Written exercise: Read the material below and count the lines holding the string "First". Give that count with nothing added.

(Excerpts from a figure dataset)
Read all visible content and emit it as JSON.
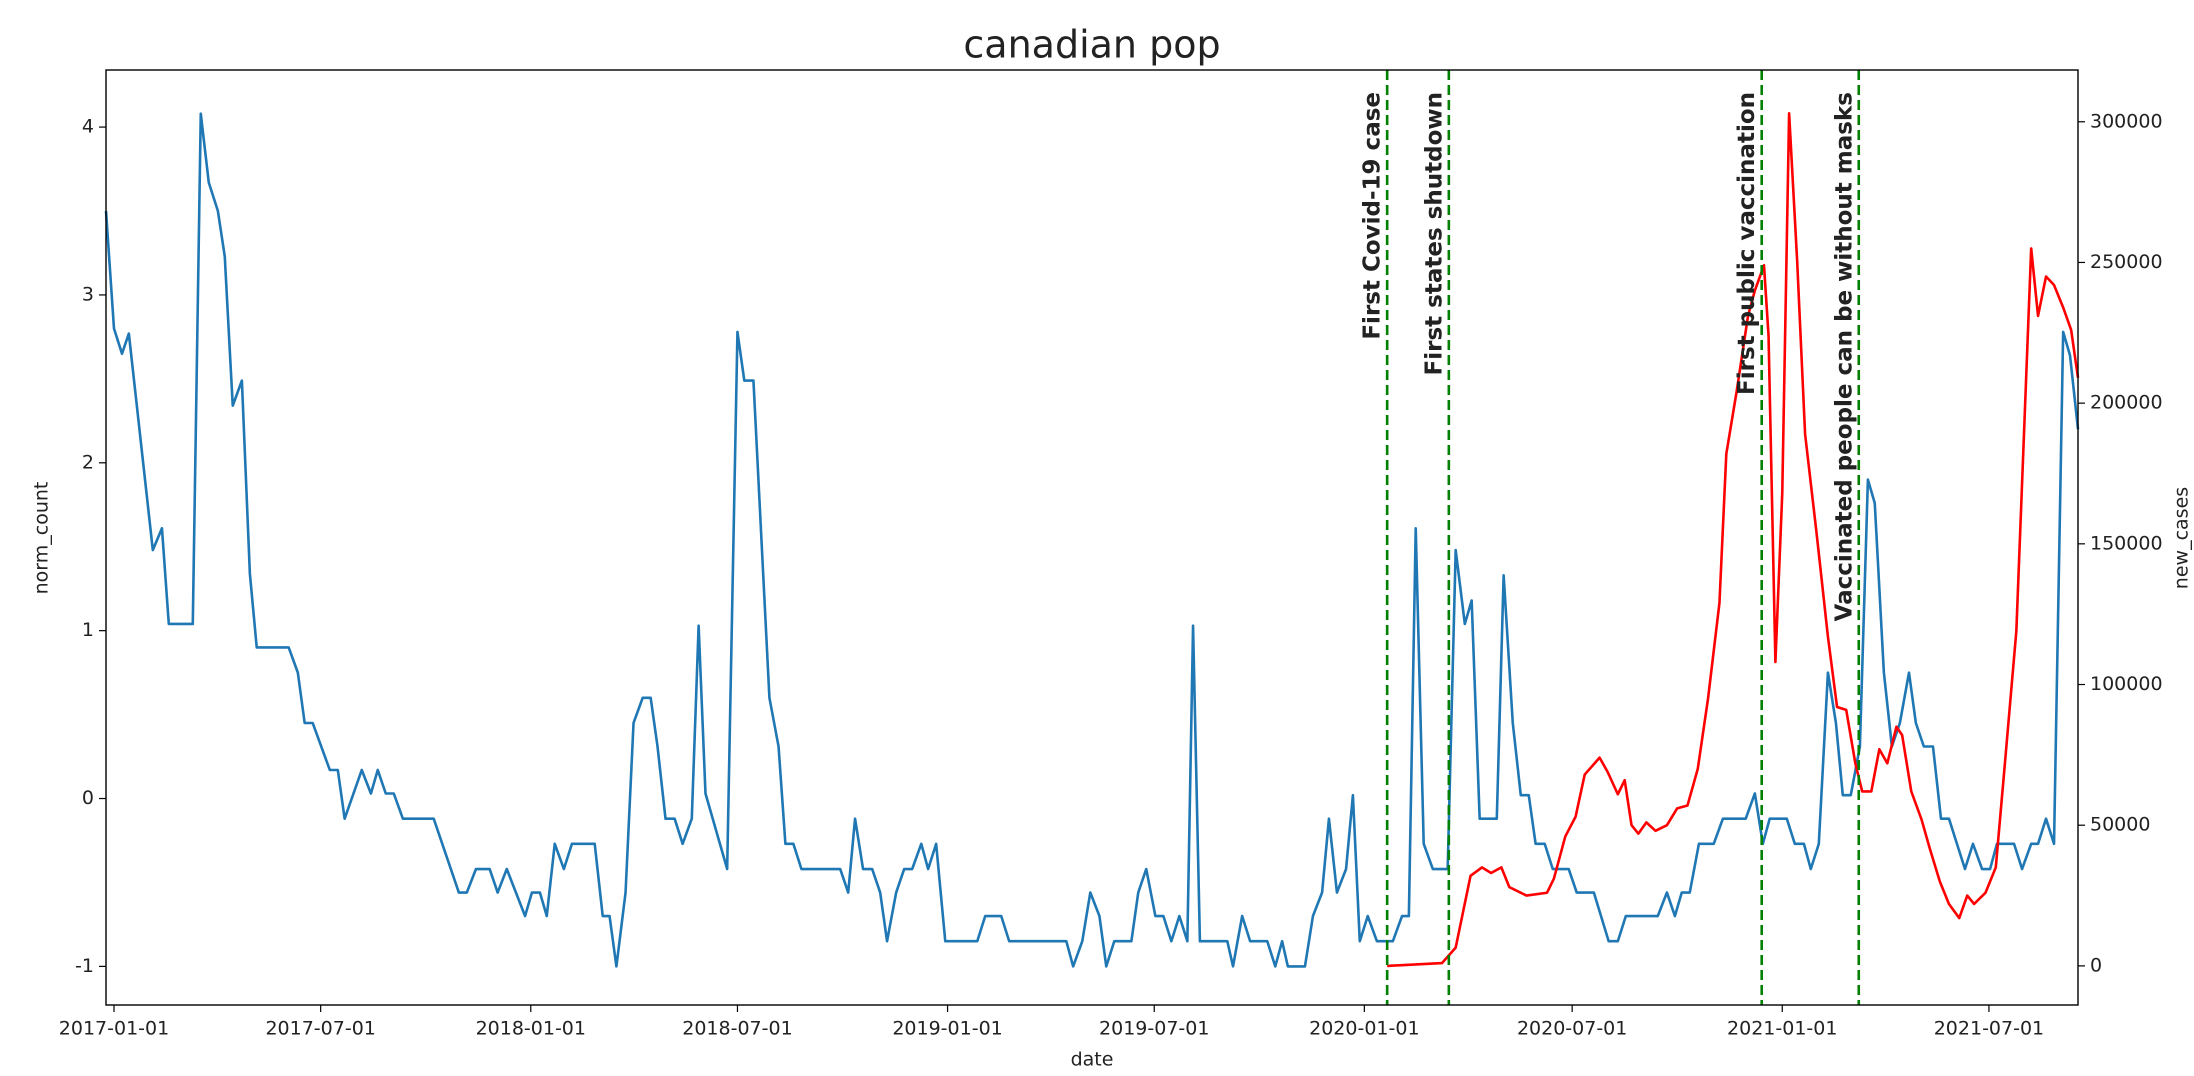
{
  "chart_data": {
    "type": "line",
    "title": "canadian pop",
    "xlabel": "date",
    "ylabel": "norm_count",
    "y2label": "new_cases",
    "xlim": [
      "2016-12-25",
      "2021-09-17"
    ],
    "xticks": [
      "2017-01-01",
      "2017-07-01",
      "2018-01-01",
      "2018-07-01",
      "2019-01-01",
      "2019-07-01",
      "2020-01-01",
      "2020-07-01",
      "2021-01-01",
      "2021-07-01"
    ],
    "ylim": [
      -1.23,
      4.34
    ],
    "yticks": [
      -1,
      0,
      1,
      2,
      3,
      4
    ],
    "y2lim": [
      -13900,
      318400
    ],
    "y2ticks": [
      0,
      50000,
      100000,
      150000,
      200000,
      250000,
      300000
    ],
    "series": [
      {
        "color": "#1f77b4",
        "axis": "y",
        "x": [
          "2016-12-25",
          "2017-01-01",
          "2017-01-08",
          "2017-01-14",
          "2017-02-04",
          "2017-02-12",
          "2017-02-18",
          "2017-03-11",
          "2017-03-18",
          "2017-03-25",
          "2017-04-02",
          "2017-04-08",
          "2017-04-15",
          "2017-04-23",
          "2017-04-30",
          "2017-05-06",
          "2017-06-03",
          "2017-06-11",
          "2017-06-17",
          "2017-06-24",
          "2017-07-09",
          "2017-07-16",
          "2017-07-22",
          "2017-08-06",
          "2017-08-14",
          "2017-08-20",
          "2017-08-27",
          "2017-09-03",
          "2017-09-11",
          "2017-10-08",
          "2017-10-30",
          "2017-11-06",
          "2017-11-14",
          "2017-11-26",
          "2017-12-03",
          "2017-12-11",
          "2017-12-27",
          "2018-01-02",
          "2018-01-09",
          "2018-01-15",
          "2018-01-22",
          "2018-01-30",
          "2018-02-06",
          "2018-02-26",
          "2018-03-05",
          "2018-03-11",
          "2018-03-17",
          "2018-03-25",
          "2018-04-01",
          "2018-04-09",
          "2018-04-16",
          "2018-04-22",
          "2018-04-29",
          "2018-05-07",
          "2018-05-14",
          "2018-05-22",
          "2018-05-28",
          "2018-06-03",
          "2018-06-22",
          "2018-07-01",
          "2018-07-07",
          "2018-07-15",
          "2018-07-29",
          "2018-08-06",
          "2018-08-12",
          "2018-08-19",
          "2018-08-26",
          "2018-09-29",
          "2018-10-06",
          "2018-10-12",
          "2018-10-19",
          "2018-10-27",
          "2018-11-03",
          "2018-11-09",
          "2018-11-17",
          "2018-11-24",
          "2018-12-01",
          "2018-12-09",
          "2018-12-15",
          "2018-12-22",
          "2018-12-30",
          "2019-01-27",
          "2019-02-03",
          "2019-02-17",
          "2019-02-24",
          "2019-04-15",
          "2019-04-21",
          "2019-04-29",
          "2019-05-06",
          "2019-05-14",
          "2019-05-20",
          "2019-05-27",
          "2019-06-11",
          "2019-06-17",
          "2019-06-24",
          "2019-07-02",
          "2019-07-09",
          "2019-07-16",
          "2019-07-23",
          "2019-07-30",
          "2019-08-04",
          "2019-08-10",
          "2019-09-03",
          "2019-09-08",
          "2019-09-16",
          "2019-09-23",
          "2019-10-08",
          "2019-10-15",
          "2019-10-21",
          "2019-10-26",
          "2019-11-10",
          "2019-11-17",
          "2019-11-25",
          "2019-12-01",
          "2019-12-08",
          "2019-12-16",
          "2019-12-22",
          "2019-12-28",
          "2020-01-04",
          "2020-01-12",
          "2020-01-26",
          "2020-02-03",
          "2020-02-09",
          "2020-02-15",
          "2020-02-22",
          "2020-03-01",
          "2020-03-14",
          "2020-03-21",
          "2020-03-29",
          "2020-04-04",
          "2020-04-11",
          "2020-04-26",
          "2020-05-02",
          "2020-05-10",
          "2020-05-17",
          "2020-05-24",
          "2020-05-30",
          "2020-06-07",
          "2020-06-14",
          "2020-06-28",
          "2020-07-05",
          "2020-07-20",
          "2020-08-02",
          "2020-08-10",
          "2020-08-17",
          "2020-09-14",
          "2020-09-22",
          "2020-09-29",
          "2020-10-05",
          "2020-10-12",
          "2020-10-20",
          "2020-11-02",
          "2020-11-10",
          "2020-11-30",
          "2020-12-08",
          "2020-12-15",
          "2020-12-21",
          "2021-01-05",
          "2021-01-12",
          "2021-01-20",
          "2021-01-26",
          "2021-02-02",
          "2021-02-10",
          "2021-02-17",
          "2021-02-23",
          "2021-03-02",
          "2021-03-10",
          "2021-03-17",
          "2021-03-23",
          "2021-03-31",
          "2021-04-07",
          "2021-04-14",
          "2021-04-22",
          "2021-04-28",
          "2021-05-05",
          "2021-05-13",
          "2021-05-20",
          "2021-05-27",
          "2021-06-03",
          "2021-06-10",
          "2021-06-17",
          "2021-06-25",
          "2021-07-02",
          "2021-07-08",
          "2021-07-23",
          "2021-07-30",
          "2021-08-07",
          "2021-08-13",
          "2021-08-20",
          "2021-08-27",
          "2021-09-04",
          "2021-09-10",
          "2021-09-17"
        ],
        "values": [
          3.5,
          2.8,
          2.65,
          2.77,
          1.48,
          1.61,
          1.04,
          1.04,
          4.08,
          3.67,
          3.5,
          3.23,
          2.34,
          2.49,
          1.34,
          0.9,
          0.9,
          0.75,
          0.45,
          0.45,
          0.17,
          0.17,
          -0.12,
          0.17,
          0.03,
          0.17,
          0.03,
          0.03,
          -0.12,
          -0.12,
          -0.56,
          -0.56,
          -0.42,
          -0.42,
          -0.56,
          -0.42,
          -0.7,
          -0.56,
          -0.56,
          -0.7,
          -0.27,
          -0.42,
          -0.27,
          -0.27,
          -0.7,
          -0.7,
          -1.0,
          -0.56,
          0.45,
          0.6,
          0.6,
          0.31,
          -0.12,
          -0.12,
          -0.27,
          -0.12,
          1.03,
          0.03,
          -0.42,
          2.78,
          2.49,
          2.49,
          0.6,
          0.31,
          -0.27,
          -0.27,
          -0.42,
          -0.42,
          -0.56,
          -0.12,
          -0.42,
          -0.42,
          -0.56,
          -0.85,
          -0.56,
          -0.42,
          -0.42,
          -0.27,
          -0.42,
          -0.27,
          -0.85,
          -0.85,
          -0.7,
          -0.7,
          -0.85,
          -0.85,
          -1.0,
          -0.85,
          -0.56,
          -0.7,
          -1.0,
          -0.85,
          -0.85,
          -0.56,
          -0.42,
          -0.7,
          -0.7,
          -0.85,
          -0.7,
          -0.85,
          1.03,
          -0.85,
          -0.85,
          -1.0,
          -0.7,
          -0.85,
          -0.85,
          -1.0,
          -0.85,
          -1.0,
          -1.0,
          -0.7,
          -0.56,
          -0.12,
          -0.56,
          -0.42,
          0.02,
          -0.85,
          -0.7,
          -0.85,
          -0.85,
          -0.7,
          -0.7,
          1.61,
          -0.27,
          -0.42,
          -0.42,
          1.48,
          1.04,
          1.18,
          -0.12,
          -0.12,
          1.33,
          0.45,
          0.02,
          0.02,
          -0.27,
          -0.27,
          -0.42,
          -0.42,
          -0.56,
          -0.56,
          -0.85,
          -0.85,
          -0.7,
          -0.7,
          -0.56,
          -0.7,
          -0.56,
          -0.56,
          -0.27,
          -0.27,
          -0.12,
          -0.12,
          0.03,
          -0.27,
          -0.12,
          -0.12,
          -0.27,
          -0.27,
          -0.42,
          -0.27,
          0.75,
          0.45,
          0.02,
          0.02,
          0.31,
          1.9,
          1.76,
          0.75,
          0.31,
          0.45,
          0.75,
          0.45,
          0.31,
          0.31,
          -0.12,
          -0.12,
          -0.27,
          -0.42,
          -0.27,
          -0.42,
          -0.42,
          -0.27,
          -0.27,
          -0.42,
          -0.27,
          -0.27,
          -0.12,
          -0.27,
          2.78,
          2.64,
          2.2
        ]
      },
      {
        "color": "#ff0000",
        "axis": "y2",
        "x": [
          "2020-01-21",
          "2020-03-09",
          "2020-03-21",
          "2020-04-03",
          "2020-04-13",
          "2020-04-21",
          "2020-04-30",
          "2020-05-07",
          "2020-05-22",
          "2020-06-09",
          "2020-06-15",
          "2020-06-25",
          "2020-07-04",
          "2020-07-12",
          "2020-07-25",
          "2020-08-01",
          "2020-08-10",
          "2020-08-16",
          "2020-08-22",
          "2020-08-28",
          "2020-09-04",
          "2020-09-12",
          "2020-09-22",
          "2020-10-01",
          "2020-10-10",
          "2020-10-19",
          "2020-10-28",
          "2020-11-07",
          "2020-11-13",
          "2020-11-22",
          "2020-12-02",
          "2020-12-08",
          "2020-12-16",
          "2020-12-20",
          "2020-12-26",
          "2021-01-01",
          "2021-01-07",
          "2021-01-14",
          "2021-01-21",
          "2021-01-31",
          "2021-02-10",
          "2021-02-18",
          "2021-02-26",
          "2021-03-06",
          "2021-03-12",
          "2021-03-20",
          "2021-03-27",
          "2021-04-03",
          "2021-04-11",
          "2021-04-16",
          "2021-04-24",
          "2021-05-03",
          "2021-05-10",
          "2021-05-19",
          "2021-05-27",
          "2021-06-05",
          "2021-06-12",
          "2021-06-18",
          "2021-06-28",
          "2021-07-07",
          "2021-07-15",
          "2021-07-25",
          "2021-08-07",
          "2021-08-13",
          "2021-08-20",
          "2021-08-27",
          "2021-09-04",
          "2021-09-11",
          "2021-09-17"
        ],
        "values": [
          0,
          1000,
          6500,
          32000,
          35000,
          33000,
          35000,
          28000,
          25000,
          26000,
          31000,
          46000,
          53000,
          68000,
          74000,
          69000,
          61000,
          66000,
          50000,
          47000,
          51000,
          48000,
          50000,
          56000,
          57000,
          70000,
          95000,
          129000,
          182000,
          204000,
          231000,
          240000,
          249000,
          224000,
          108000,
          168000,
          303000,
          251000,
          189000,
          154000,
          117000,
          92000,
          91000,
          72000,
          62000,
          62000,
          77000,
          72000,
          85000,
          82000,
          62000,
          52000,
          42000,
          30000,
          22000,
          17000,
          25000,
          22000,
          26000,
          35000,
          72000,
          119000,
          255000,
          231000,
          245000,
          242000,
          234000,
          226000,
          209000
        ]
      }
    ],
    "annotations": [
      {
        "x": "2020-01-21",
        "label": "First Covid-19 case",
        "color": "#008000"
      },
      {
        "x": "2020-03-15",
        "label": "First states shutdown",
        "color": "#008000"
      },
      {
        "x": "2020-12-14",
        "label": "First public vaccination",
        "color": "#008000"
      },
      {
        "x": "2021-03-09",
        "label": "Vaccinated people can be without masks",
        "color": "#008000"
      }
    ]
  }
}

The answer: 3